### TEXTE DE LA PAGE
Pour les parents de Ould Taya, tout est encore permis



Pour les parents de Ould Taya, tout est encore permis
Dans le cadre de sa perpétuelle bataille contre le chômage parmi les jeunes de sa tribu, l'ancien dictateur Maaouiya Ould Taya avait fait en sorte que le très prisé concours des inspecteurs de police soit ouvert à tous les postulants, y compris les non-bacheliers. C'est ainsi que son beau-frère Sevir Ould Ahmed Tolba et ses cousins Hadrami Ould Berrou et Mohamed Lemine Ould Abdellahi furent admis.

Sevir, fort de son appartenance à la famille de Aïcha Mint Ahmed Tolba l'épouse de Ould Taya, a entamé sa carrière en ciblant deux leaders de l'opposition, lors de la répression d'une manifestation pacifique, à Nouadhibou en 2000. Il avait sciemment molesté les avocats Mohamed Mahmoud Ould Emmat et Yedali Ould Cheikh.

Quant à Ould Berrou, les Saoudiens l'ont refoulé, l’année dernière, de l’école des commissaires, pour insuffisance de niveau.

Mohamed Lemine Ould Abdellahi, neveu du milliardaire Mohamed Abdellahi Ould Abdellahi (dit Chriv, du groupe d’affaires éponyme MAOA) est le héros de notre histoire. Le 5 octobre 2009, il roulait à tombeau ouvert. Comme à son habitude, il dédaignait les feux rouges et tant pis pour les autres automobilistes ! Ils devaient s'adapte à sa conduite. Lorsqu'il passe à proximité d'un croisement important, les policiers bloquent la circulation pour lui libérer un passage, privilège dont ne bénéficient, aujourd’hui, ni les ministres ni les hauts officiers du commandement militaire.

Alors qu'il arrive à la hauteur du carrefour Bana-Blanc, il accélère, confiant en la présence d'un policier mais, sur sa gauche une voiture déboule et le surprend. Il freine brusquement et manque alors d’emboutir le véhicule. Deux policiers accourent ; l'un d'eux se confond en excuse "je m'étais absenté deux minutes pour..." mais l'inspecteur l’interrompt, sec. Avant de redémarrer en trombe, il désigne, du doigt, l’automobiliste coupable de crime de lèse-majesté et ordonne à l’agent : "met-le au frais" !

### CONSIGNE 1
Selon l'article, quels membres de la famille de Ould Taya ont été admis au concours des inspecteurs de police ? Donnez leurs noms.
### CONSIGNE 2
Recopiez tout le passage de l'article, de "Sevir, fort de" jusqu'à "insuffisance de niveau.".

[Données enregistrées]
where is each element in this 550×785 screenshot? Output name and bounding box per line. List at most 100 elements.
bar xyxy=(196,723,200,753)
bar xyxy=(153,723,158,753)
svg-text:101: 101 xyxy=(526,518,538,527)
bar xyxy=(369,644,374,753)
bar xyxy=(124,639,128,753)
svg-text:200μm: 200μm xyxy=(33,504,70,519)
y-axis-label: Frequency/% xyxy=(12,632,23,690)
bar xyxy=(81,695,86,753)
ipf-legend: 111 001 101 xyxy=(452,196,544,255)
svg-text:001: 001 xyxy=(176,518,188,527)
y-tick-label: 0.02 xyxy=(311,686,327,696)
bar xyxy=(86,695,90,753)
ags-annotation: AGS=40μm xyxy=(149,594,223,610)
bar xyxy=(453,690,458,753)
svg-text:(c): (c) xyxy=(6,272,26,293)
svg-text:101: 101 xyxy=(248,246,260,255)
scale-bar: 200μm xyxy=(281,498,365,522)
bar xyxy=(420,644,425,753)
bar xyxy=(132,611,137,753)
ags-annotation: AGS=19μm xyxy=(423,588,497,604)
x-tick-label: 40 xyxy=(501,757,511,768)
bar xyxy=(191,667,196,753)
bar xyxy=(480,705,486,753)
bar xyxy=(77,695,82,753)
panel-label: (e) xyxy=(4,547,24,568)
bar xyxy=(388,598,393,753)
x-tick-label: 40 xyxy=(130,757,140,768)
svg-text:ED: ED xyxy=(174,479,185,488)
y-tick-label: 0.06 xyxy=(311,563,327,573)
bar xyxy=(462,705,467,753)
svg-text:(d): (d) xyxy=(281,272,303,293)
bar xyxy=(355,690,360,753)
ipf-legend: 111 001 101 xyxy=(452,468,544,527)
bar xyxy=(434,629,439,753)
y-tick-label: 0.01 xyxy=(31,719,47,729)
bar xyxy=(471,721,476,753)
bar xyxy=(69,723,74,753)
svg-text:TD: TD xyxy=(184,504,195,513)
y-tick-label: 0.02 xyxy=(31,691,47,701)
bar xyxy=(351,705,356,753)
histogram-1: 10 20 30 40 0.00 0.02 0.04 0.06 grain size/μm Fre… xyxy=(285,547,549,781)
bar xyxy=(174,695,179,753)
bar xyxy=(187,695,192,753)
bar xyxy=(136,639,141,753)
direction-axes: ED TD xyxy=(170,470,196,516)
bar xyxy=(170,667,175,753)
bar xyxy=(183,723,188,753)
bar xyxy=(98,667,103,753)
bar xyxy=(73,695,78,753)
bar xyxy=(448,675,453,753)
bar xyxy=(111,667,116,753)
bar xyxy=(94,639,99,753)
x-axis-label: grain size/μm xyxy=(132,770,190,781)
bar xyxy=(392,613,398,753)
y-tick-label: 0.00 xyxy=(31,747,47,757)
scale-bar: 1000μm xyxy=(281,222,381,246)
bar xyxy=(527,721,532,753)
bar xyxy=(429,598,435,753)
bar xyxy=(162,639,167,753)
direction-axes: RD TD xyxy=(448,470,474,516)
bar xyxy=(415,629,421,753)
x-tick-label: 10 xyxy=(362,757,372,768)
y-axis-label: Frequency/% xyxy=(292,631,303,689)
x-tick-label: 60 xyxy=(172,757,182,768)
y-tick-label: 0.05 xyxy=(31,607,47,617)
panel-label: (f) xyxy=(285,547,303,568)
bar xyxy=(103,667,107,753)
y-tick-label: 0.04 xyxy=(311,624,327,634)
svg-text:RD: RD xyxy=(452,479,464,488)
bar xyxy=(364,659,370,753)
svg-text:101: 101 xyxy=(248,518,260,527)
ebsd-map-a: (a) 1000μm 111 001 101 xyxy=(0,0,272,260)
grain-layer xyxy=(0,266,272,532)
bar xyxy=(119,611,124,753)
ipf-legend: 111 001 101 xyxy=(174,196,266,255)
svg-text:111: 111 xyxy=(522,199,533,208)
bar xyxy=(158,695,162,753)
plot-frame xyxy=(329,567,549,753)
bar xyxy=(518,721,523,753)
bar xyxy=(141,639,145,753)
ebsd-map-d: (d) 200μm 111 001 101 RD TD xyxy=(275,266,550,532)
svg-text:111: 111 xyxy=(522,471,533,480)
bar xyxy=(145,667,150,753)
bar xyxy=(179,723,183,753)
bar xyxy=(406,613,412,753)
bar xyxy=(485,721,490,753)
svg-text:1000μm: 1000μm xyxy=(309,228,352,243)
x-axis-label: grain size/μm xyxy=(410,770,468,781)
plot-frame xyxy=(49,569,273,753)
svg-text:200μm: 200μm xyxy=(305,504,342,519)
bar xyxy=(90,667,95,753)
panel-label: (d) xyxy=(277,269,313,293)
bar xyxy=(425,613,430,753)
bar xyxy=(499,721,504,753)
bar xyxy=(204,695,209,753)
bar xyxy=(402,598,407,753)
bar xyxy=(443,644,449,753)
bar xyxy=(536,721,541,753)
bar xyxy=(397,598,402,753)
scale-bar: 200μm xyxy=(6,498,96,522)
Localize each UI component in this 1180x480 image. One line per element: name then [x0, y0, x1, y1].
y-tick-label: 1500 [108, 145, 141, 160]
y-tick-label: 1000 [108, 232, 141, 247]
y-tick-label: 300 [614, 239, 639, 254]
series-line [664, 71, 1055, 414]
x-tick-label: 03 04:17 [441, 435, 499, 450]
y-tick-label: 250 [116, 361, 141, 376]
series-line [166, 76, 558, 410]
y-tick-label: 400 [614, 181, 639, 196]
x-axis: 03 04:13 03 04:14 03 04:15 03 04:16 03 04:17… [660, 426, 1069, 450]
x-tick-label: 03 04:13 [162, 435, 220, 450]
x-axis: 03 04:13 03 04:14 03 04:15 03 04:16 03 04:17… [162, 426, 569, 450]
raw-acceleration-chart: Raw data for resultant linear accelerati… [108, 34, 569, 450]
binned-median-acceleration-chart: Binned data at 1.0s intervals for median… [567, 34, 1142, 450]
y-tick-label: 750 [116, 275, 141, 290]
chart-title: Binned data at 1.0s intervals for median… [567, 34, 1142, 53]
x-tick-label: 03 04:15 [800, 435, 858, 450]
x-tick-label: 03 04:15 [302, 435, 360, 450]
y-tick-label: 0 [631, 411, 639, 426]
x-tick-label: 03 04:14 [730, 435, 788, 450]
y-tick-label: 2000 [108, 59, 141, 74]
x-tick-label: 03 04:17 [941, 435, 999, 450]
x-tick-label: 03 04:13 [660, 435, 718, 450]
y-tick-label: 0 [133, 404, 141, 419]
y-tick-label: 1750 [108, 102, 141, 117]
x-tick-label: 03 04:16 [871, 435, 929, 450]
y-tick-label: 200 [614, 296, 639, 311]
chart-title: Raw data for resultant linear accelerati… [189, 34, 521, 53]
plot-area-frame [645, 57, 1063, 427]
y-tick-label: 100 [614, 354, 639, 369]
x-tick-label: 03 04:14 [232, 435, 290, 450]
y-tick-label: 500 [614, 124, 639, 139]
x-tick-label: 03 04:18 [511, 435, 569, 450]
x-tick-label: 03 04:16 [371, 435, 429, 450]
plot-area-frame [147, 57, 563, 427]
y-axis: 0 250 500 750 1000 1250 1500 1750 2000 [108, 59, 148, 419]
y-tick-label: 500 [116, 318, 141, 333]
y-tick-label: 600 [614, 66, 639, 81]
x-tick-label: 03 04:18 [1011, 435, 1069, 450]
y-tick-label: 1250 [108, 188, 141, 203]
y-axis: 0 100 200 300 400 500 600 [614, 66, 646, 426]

### CORRIGÉ COMPLET 1
Sevir Ould Ahmed Tolba, Hadrami Ould Berrou et Mohamed Lemine Ould Abdellahi.

### CORRIGÉ COMPLET 2
Sevir, fort de son appartenance à la famille de Aïcha Mint Ahmed Tolba l'épouse de Ould Taya, a entamé sa carrière en ciblant deux leaders de l'opposition, lors de la répression d'une manifestation pacifique, à Nouadhibou en 2000. Il avait sciemment molesté les avocats Mohamed Mahmoud Ould Emmat et Yedali Ould Cheikh.

Quant à Ould Berrou, les Saoudiens l'ont refoulé, l’année dernière, de l’école des commissaires, pour insuffisance de niveau.